Problem >> Your task is to copy every line of this material exactly.

Stored data >>
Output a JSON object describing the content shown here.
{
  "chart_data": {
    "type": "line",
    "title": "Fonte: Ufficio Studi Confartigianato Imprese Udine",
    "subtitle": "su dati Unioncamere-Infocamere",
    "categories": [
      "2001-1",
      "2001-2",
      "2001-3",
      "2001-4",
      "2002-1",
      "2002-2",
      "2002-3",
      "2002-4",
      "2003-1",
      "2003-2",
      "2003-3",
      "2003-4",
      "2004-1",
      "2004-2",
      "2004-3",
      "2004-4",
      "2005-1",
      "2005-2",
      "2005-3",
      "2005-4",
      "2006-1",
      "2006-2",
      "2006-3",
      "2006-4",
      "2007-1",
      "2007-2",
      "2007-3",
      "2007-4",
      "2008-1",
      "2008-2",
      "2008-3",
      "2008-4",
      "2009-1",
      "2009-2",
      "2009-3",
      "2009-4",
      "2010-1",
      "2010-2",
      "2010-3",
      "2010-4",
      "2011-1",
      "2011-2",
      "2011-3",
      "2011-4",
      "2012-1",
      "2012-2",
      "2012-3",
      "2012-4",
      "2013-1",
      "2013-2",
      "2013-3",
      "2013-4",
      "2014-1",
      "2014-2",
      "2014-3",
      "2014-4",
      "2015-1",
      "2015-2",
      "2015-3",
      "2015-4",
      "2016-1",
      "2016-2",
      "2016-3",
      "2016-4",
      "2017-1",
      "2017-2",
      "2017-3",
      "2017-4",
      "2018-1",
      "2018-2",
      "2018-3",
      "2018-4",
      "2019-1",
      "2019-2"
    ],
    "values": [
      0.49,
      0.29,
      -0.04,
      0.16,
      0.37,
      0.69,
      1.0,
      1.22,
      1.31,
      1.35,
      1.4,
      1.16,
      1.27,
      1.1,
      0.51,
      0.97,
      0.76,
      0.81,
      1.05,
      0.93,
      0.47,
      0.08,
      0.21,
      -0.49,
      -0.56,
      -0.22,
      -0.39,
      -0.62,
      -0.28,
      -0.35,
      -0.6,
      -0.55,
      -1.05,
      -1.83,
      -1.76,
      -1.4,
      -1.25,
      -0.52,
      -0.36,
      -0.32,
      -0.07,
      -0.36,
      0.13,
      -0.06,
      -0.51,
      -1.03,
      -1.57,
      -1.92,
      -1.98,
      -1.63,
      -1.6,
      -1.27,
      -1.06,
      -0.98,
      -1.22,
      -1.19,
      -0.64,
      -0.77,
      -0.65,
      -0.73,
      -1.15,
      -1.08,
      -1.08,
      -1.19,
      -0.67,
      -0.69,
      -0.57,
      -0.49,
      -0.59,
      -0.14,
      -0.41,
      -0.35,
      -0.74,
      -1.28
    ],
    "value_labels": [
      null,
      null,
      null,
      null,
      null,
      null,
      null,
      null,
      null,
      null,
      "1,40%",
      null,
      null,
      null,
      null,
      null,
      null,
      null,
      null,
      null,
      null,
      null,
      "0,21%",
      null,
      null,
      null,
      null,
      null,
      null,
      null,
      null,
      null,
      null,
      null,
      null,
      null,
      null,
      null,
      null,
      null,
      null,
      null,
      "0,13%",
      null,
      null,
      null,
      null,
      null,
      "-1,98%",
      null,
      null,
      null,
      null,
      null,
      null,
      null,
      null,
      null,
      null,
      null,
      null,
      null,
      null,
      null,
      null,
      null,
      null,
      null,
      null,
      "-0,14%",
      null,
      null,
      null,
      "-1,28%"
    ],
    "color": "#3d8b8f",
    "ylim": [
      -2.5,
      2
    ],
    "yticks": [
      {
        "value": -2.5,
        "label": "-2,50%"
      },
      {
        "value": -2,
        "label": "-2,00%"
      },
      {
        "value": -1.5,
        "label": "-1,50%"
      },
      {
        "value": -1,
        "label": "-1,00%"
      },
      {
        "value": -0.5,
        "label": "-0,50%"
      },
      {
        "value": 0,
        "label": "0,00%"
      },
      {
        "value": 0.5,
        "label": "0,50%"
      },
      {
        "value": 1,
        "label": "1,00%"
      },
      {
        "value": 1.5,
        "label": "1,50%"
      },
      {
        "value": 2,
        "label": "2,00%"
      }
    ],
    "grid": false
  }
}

Solution to the problem >>
Output a JSON object describing the content shown here.
{
  "chart_data": {
    "type": "line",
    "title": "Fonte: Ufficio Studi Confartigianato Imprese Udine",
    "subtitle": "su dati Unioncamere-Infocamere",
    "categories": [
      "2001-1",
      "2001-2",
      "2001-3",
      "2001-4",
      "2002-1",
      "2002-2",
      "2002-3",
      "2002-4",
      "2003-1",
      "2003-2",
      "2003-3",
      "2003-4",
      "2004-1",
      "2004-2",
      "2004-3",
      "2004-4",
      "2005-1",
      "2005-2",
      "2005-3",
      "2005-4",
      "2006-1",
      "2006-2",
      "2006-3",
      "2006-4",
      "2007-1",
      "2007-2",
      "2007-3",
      "2007-4",
      "2008-1",
      "2008-2",
      "2008-3",
      "2008-4",
      "2009-1",
      "2009-2",
      "2009-3",
      "2009-4",
      "2010-1",
      "2010-2",
      "2010-3",
      "2010-4",
      "2011-1",
      "2011-2",
      "2011-3",
      "2011-4",
      "2012-1",
      "2012-2",
      "2012-3",
      "2012-4",
      "2013-1",
      "2013-2",
      "2013-3",
      "2013-4",
      "2014-1",
      "2014-2",
      "2014-3",
      "2014-4",
      "2015-1",
      "2015-2",
      "2015-3",
      "2015-4",
      "2016-1",
      "2016-2",
      "2016-3",
      "2016-4",
      "2017-1",
      "2017-2",
      "2017-3",
      "2017-4",
      "2018-1",
      "2018-2",
      "2018-3",
      "2018-4",
      "2019-1",
      "2019-2"
    ],
    "values": [
      0.49,
      0.29,
      -0.04,
      0.16,
      0.37,
      0.69,
      1.0,
      1.22,
      1.31,
      1.35,
      1.4,
      1.16,
      1.27,
      1.1,
      0.51,
      0.97,
      0.76,
      0.81,
      1.05,
      0.93,
      0.47,
      0.08,
      0.21,
      -0.49,
      -0.56,
      -0.22,
      -0.39,
      -0.62,
      -0.28,
      -0.35,
      -0.6,
      -0.55,
      -1.05,
      -1.83,
      -1.76,
      -1.4,
      -1.25,
      -0.52,
      -0.36,
      -0.32,
      -0.07,
      -0.36,
      0.13,
      -0.06,
      -0.51,
      -1.03,
      -1.57,
      -1.92,
      -1.98,
      -1.63,
      -1.6,
      -1.27,
      -1.06,
      -0.98,
      -1.22,
      -1.19,
      -0.64,
      -0.77,
      -0.65,
      -0.73,
      -1.15,
      -1.08,
      -1.08,
      -1.19,
      -0.67,
      -0.69,
      -0.57,
      -0.49,
      -0.59,
      -0.14,
      -0.41,
      -0.35,
      -0.74,
      -1.28
    ],
    "value_labels": [
      null,
      null,
      null,
      null,
      null,
      null,
      null,
      null,
      null,
      null,
      "1,40%",
      null,
      null,
      null,
      null,
      null,
      null,
      null,
      null,
      null,
      null,
      null,
      "0,21%",
      null,
      null,
      null,
      null,
      null,
      null,
      null,
      null,
      null,
      null,
      null,
      null,
      null,
      null,
      null,
      null,
      null,
      null,
      null,
      "0,13%",
      null,
      null,
      null,
      null,
      null,
      "-1,98%",
      null,
      null,
      null,
      null,
      null,
      null,
      null,
      null,
      null,
      null,
      null,
      null,
      null,
      null,
      null,
      null,
      null,
      null,
      null,
      null,
      "-0,14%",
      null,
      null,
      null,
      "-1,28%"
    ],
    "color": "#3d8b8f",
    "ylim": [
      -2.5,
      2
    ],
    "yticks": [
      {
        "value": -2.5,
        "label": "-2,50%"
      },
      {
        "value": -2,
        "label": "-2,00%"
      },
      {
        "value": -1.5,
        "label": "-1,50%"
      },
      {
        "value": -1,
        "label": "-1,00%"
      },
      {
        "value": -0.5,
        "label": "-0,50%"
      },
      {
        "value": 0,
        "label": "0,00%"
      },
      {
        "value": 0.5,
        "label": "0,50%"
      },
      {
        "value": 1,
        "label": "1,00%"
      },
      {
        "value": 1.5,
        "label": "1,50%"
      },
      {
        "value": 2,
        "label": "2,00%"
      }
    ],
    "grid": false
  }
}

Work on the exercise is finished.